** begin GIVEN DATA **
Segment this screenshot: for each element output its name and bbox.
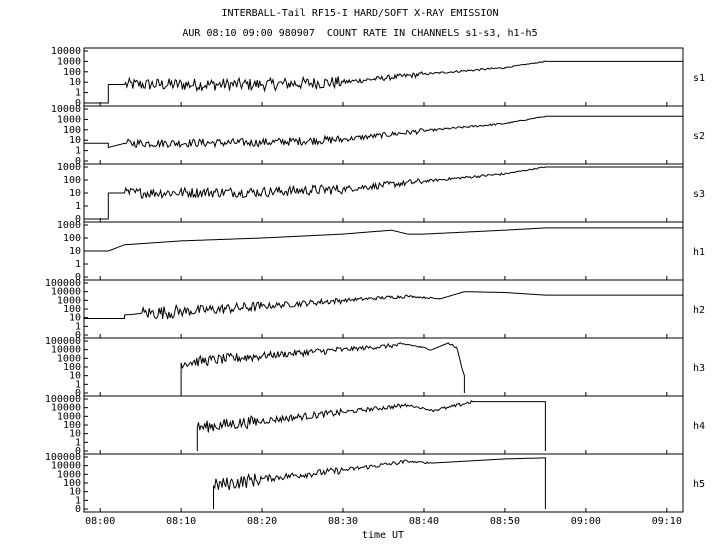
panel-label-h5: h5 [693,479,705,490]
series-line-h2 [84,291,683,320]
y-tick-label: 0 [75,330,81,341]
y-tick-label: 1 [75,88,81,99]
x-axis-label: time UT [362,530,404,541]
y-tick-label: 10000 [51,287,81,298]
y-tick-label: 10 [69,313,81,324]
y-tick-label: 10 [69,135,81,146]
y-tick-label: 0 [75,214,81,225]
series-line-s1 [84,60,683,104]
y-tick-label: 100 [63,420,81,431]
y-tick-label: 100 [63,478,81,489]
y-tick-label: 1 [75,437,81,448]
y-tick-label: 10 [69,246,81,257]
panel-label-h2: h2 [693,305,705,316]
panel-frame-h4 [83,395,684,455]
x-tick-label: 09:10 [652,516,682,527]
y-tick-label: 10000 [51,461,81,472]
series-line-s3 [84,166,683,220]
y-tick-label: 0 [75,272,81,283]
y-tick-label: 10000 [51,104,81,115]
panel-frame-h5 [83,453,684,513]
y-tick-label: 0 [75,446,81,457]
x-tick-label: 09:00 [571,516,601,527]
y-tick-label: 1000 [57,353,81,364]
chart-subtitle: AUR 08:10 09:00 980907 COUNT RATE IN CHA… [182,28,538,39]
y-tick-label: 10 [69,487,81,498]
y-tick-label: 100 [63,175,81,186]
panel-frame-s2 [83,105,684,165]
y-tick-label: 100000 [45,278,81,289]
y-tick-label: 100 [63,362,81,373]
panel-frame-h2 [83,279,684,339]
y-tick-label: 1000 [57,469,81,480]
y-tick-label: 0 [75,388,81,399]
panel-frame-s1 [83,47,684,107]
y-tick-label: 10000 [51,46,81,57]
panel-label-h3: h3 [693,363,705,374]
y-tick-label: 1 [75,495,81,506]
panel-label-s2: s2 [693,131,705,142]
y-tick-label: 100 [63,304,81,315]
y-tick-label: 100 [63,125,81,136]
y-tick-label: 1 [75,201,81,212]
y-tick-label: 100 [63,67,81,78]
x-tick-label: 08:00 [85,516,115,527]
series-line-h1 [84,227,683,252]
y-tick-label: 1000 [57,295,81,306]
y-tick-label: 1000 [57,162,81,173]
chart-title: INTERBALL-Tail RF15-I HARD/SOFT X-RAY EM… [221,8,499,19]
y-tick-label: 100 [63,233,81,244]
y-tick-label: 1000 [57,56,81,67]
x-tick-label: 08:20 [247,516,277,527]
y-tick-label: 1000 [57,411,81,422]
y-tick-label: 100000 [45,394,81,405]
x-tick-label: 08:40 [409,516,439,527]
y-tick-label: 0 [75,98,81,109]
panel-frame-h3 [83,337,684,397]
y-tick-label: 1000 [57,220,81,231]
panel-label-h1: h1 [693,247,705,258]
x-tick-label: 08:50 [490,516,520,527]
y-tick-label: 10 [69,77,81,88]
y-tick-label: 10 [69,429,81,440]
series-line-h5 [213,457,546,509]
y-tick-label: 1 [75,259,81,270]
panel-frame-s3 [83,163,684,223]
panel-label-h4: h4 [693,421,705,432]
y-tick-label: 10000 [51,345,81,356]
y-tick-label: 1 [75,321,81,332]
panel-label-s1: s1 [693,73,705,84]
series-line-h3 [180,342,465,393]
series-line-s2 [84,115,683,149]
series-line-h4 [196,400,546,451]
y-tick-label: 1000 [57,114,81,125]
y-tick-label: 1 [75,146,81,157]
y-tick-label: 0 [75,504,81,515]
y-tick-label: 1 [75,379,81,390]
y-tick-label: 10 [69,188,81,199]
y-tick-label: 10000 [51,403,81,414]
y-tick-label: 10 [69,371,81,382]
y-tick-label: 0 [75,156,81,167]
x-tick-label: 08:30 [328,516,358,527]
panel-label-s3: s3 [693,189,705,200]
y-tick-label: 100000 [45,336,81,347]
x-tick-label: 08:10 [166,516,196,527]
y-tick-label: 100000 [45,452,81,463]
** end GIVEN DATA **
** begin GIVEN DATA **
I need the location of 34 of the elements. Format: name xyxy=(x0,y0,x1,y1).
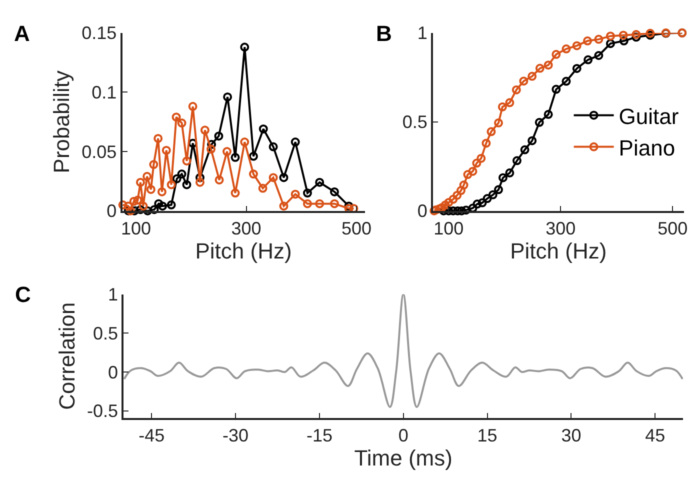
** end GIVEN DATA **
TASK OBJECTIVE:
Transcribe verbatim the stretch of entries from the line containing "Segment this screenshot: for" through the line containing "chart-title: INTERBALL-Tail RF15-I", both lines included. Leave the pictures out of your transcription.

REPLY TO THE EXERCISE:
Segment this screenshot: for each element output its name and bbox.
panel-label-h5: h5 [693,479,705,490]
series-line-h2 [84,291,683,320]
y-tick-label: 0 [75,330,81,341]
y-tick-label: 1 [75,88,81,99]
x-axis-label: time UT [362,530,404,541]
y-tick-label: 10000 [51,287,81,298]
y-tick-label: 10 [69,313,81,324]
y-tick-label: 10 [69,135,81,146]
y-tick-label: 0 [75,214,81,225]
series-line-s1 [84,60,683,104]
y-tick-label: 100 [63,420,81,431]
y-tick-label: 100 [63,478,81,489]
y-tick-label: 1 [75,437,81,448]
y-tick-label: 10 [69,246,81,257]
panel-label-h2: h2 [693,305,705,316]
panel-frame-h4 [83,395,684,455]
x-tick-label: 09:10 [652,516,682,527]
y-tick-label: 10000 [51,461,81,472]
series-line-s3 [84,166,683,220]
y-tick-label: 0 [75,272,81,283]
y-tick-label: 10000 [51,104,81,115]
panel-frame-h5 [83,453,684,513]
y-tick-label: 0 [75,446,81,457]
x-tick-label: 09:00 [571,516,601,527]
y-tick-label: 1000 [57,353,81,364]
chart-subtitle: AUR 08:10 09:00 980907 COUNT RATE IN CHA… [182,28,538,39]
y-tick-label: 10 [69,487,81,498]
y-tick-label: 100 [63,175,81,186]
panel-frame-s2 [83,105,684,165]
y-tick-label: 100000 [45,278,81,289]
y-tick-label: 100 [63,362,81,373]
panel-frame-h2 [83,279,684,339]
y-tick-label: 1000 [57,469,81,480]
y-tick-label: 0 [75,388,81,399]
panel-frame-s1 [83,47,684,107]
y-tick-label: 10000 [51,46,81,57]
panel-label-h3: h3 [693,363,705,374]
y-tick-label: 1 [75,495,81,506]
panel-label-s2: s2 [693,131,705,142]
y-tick-label: 100 [63,304,81,315]
y-tick-label: 100 [63,125,81,136]
y-tick-label: 1 [75,201,81,212]
y-tick-label: 100 [63,67,81,78]
x-tick-label: 08:00 [85,516,115,527]
series-line-h1 [84,227,683,252]
y-tick-label: 1000 [57,295,81,306]
y-tick-label: 1000 [57,162,81,173]
chart-title: INTERBALL-Tail RF15-I HARD/SOFT X-RAY EM… [221,8,499,19]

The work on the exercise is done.